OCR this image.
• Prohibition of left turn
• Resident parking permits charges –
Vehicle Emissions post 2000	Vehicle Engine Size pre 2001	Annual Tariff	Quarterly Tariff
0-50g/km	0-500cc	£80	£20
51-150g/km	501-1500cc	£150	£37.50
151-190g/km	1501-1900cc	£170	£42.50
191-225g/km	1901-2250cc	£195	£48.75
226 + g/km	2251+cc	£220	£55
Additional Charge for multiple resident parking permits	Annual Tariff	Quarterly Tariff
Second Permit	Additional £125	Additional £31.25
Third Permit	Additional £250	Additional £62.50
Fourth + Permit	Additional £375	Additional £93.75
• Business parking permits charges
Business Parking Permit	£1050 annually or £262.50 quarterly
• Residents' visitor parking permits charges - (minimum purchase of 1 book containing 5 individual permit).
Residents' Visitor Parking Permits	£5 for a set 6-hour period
********
→ **The request**
Say how many lines in the records hold "Tariff", with the number as the whole reply.

→ **Complete output**
2